╭─ Exercise data
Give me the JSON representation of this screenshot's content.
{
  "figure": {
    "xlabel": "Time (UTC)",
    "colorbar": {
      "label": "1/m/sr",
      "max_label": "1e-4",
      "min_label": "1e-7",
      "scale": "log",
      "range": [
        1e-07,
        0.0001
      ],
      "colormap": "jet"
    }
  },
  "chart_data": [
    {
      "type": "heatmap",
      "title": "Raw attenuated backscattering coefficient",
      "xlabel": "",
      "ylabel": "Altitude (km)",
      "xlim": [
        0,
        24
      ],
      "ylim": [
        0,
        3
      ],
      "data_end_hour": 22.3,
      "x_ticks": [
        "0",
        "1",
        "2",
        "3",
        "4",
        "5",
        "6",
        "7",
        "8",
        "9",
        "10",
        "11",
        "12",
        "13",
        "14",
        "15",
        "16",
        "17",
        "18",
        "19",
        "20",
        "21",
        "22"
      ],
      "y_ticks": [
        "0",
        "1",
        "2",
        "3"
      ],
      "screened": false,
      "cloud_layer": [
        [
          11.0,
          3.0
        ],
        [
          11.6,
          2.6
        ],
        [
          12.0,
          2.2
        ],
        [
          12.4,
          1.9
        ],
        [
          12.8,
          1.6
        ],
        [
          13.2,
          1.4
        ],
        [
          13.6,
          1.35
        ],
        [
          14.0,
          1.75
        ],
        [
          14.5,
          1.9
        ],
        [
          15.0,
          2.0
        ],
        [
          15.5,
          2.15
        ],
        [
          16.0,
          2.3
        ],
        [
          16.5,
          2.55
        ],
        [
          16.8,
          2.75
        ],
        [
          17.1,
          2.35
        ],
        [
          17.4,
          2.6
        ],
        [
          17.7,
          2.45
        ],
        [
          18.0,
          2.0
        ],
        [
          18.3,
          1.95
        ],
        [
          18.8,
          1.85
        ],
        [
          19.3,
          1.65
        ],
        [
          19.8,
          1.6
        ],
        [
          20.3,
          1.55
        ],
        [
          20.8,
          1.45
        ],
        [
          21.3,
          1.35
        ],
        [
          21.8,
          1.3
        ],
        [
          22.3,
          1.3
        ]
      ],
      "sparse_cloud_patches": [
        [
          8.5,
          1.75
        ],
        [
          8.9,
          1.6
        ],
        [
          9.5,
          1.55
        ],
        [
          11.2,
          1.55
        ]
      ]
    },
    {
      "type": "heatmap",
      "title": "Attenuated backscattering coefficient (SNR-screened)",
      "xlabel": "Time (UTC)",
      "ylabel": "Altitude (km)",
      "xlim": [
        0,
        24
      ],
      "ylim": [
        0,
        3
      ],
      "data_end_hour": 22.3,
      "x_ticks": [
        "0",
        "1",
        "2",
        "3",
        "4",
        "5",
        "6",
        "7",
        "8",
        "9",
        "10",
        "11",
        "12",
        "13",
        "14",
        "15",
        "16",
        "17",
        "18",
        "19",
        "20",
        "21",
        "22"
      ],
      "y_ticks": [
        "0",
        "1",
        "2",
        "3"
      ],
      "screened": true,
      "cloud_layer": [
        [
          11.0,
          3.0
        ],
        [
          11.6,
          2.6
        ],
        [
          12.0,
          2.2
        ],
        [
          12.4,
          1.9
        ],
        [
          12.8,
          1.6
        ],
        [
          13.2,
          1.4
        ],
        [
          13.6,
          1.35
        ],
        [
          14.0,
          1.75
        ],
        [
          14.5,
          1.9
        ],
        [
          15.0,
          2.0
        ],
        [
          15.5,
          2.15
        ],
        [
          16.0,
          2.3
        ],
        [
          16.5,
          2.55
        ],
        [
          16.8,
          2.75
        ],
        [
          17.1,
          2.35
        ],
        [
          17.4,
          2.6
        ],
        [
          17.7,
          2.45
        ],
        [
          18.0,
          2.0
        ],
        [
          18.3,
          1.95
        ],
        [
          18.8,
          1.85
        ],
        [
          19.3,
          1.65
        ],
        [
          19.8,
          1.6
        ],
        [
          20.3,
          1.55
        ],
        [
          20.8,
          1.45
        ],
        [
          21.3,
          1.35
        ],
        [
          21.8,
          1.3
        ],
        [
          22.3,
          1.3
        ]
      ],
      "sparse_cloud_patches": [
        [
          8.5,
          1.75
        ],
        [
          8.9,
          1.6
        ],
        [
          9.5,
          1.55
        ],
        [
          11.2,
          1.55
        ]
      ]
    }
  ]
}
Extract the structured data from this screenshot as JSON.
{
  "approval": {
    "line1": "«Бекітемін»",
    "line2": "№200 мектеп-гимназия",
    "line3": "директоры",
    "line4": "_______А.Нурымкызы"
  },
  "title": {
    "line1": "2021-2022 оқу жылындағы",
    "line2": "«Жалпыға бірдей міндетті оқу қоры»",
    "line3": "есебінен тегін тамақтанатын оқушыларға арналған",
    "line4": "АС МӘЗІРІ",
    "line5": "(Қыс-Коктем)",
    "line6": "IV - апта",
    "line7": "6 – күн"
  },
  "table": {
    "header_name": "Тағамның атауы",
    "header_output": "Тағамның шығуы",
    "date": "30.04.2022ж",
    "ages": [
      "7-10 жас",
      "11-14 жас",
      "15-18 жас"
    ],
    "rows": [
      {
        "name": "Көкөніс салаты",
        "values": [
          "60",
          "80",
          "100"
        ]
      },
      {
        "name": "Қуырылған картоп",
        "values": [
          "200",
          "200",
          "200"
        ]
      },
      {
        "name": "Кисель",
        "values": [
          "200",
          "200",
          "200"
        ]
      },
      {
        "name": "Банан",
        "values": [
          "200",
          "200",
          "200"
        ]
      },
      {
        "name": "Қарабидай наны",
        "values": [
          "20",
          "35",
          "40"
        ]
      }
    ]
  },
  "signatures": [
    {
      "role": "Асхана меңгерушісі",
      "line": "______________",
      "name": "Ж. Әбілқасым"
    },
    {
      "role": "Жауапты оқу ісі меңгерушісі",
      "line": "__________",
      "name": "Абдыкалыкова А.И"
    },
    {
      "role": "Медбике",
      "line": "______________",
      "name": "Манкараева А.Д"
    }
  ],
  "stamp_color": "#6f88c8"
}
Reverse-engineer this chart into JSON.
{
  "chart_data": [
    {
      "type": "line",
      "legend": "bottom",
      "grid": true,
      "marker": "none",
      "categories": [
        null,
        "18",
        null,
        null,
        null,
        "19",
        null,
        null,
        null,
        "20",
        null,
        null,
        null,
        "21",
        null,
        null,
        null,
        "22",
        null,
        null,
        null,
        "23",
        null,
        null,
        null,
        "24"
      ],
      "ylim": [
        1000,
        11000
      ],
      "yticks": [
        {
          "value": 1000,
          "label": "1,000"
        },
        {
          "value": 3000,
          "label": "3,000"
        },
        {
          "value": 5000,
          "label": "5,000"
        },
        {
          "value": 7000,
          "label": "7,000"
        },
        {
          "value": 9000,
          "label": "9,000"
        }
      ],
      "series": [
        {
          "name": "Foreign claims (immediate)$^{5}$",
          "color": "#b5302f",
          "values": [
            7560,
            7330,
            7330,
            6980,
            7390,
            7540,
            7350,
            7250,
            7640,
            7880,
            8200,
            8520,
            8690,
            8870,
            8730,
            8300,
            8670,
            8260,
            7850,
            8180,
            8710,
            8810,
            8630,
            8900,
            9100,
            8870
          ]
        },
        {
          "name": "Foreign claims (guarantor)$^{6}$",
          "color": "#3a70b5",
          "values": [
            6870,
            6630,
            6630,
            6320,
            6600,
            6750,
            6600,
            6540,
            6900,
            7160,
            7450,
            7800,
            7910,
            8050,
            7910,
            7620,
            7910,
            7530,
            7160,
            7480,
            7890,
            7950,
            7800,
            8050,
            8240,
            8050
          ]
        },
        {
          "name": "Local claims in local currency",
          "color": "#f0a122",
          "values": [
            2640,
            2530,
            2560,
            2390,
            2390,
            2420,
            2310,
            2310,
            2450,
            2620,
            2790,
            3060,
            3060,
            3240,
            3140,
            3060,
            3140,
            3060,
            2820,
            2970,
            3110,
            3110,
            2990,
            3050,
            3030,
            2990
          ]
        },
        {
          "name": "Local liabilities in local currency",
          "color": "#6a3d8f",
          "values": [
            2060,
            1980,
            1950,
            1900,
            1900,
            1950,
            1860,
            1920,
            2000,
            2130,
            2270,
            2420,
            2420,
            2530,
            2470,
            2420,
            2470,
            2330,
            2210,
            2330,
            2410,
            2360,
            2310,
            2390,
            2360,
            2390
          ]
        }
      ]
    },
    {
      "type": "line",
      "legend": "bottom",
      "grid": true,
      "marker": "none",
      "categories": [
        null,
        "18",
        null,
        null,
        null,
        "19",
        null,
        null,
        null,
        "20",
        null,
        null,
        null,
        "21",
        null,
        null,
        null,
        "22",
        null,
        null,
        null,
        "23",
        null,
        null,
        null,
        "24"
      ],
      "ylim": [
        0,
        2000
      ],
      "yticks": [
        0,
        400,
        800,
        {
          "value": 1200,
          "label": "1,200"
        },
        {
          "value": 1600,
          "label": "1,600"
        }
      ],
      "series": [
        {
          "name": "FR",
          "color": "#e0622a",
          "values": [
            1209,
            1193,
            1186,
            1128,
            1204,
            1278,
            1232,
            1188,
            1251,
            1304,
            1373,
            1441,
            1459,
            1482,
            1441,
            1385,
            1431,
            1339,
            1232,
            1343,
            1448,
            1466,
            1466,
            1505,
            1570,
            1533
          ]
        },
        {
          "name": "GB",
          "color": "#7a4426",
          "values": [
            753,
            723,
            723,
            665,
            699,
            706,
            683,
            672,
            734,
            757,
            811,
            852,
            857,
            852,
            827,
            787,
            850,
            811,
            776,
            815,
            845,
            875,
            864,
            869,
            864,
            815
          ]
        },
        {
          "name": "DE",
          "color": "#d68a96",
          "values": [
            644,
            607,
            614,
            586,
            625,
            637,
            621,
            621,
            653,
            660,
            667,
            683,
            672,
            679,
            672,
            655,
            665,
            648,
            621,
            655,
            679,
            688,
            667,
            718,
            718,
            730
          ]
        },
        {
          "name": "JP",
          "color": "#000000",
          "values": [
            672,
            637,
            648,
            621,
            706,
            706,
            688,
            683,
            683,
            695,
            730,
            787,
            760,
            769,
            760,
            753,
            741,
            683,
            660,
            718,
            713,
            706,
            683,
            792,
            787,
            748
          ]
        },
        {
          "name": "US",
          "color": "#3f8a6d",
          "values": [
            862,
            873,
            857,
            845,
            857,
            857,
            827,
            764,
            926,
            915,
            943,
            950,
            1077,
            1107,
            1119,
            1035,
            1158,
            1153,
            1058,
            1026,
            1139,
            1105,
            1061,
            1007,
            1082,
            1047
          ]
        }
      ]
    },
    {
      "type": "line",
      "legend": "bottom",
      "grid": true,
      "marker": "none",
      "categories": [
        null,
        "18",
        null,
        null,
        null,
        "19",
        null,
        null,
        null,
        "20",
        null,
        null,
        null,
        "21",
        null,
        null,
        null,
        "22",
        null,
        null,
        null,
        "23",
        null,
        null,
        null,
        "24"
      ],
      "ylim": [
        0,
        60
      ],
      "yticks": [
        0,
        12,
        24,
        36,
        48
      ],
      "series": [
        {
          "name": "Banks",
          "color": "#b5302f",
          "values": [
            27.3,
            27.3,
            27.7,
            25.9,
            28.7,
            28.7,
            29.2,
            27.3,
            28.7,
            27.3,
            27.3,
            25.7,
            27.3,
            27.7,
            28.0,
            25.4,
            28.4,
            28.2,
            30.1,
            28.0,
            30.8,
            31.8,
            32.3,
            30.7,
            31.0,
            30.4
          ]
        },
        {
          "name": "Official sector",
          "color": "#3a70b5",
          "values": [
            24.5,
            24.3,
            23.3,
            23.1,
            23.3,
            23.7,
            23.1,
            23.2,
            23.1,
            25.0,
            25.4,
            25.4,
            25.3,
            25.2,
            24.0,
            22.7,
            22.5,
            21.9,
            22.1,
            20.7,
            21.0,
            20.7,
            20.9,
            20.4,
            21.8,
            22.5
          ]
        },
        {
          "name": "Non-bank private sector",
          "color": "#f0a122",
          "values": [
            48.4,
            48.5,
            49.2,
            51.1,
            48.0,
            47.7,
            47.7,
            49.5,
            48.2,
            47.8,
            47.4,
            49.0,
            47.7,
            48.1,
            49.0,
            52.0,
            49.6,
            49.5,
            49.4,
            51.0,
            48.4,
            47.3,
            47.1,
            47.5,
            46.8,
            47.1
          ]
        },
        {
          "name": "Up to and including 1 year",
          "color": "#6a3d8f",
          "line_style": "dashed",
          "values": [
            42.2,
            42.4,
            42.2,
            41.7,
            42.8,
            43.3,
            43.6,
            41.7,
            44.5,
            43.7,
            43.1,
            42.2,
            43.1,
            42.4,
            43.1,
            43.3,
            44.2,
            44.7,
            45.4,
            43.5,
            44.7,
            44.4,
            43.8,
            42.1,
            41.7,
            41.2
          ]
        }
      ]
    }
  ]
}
╰─
**Exercise:**
Find each line with the string "title" and copy it out.

**Solution:**
      "title": "Raw attenuated backscattering coefficient",
      "title": "Attenuated backscattering coefficient (SNR-screened)",
  "title": {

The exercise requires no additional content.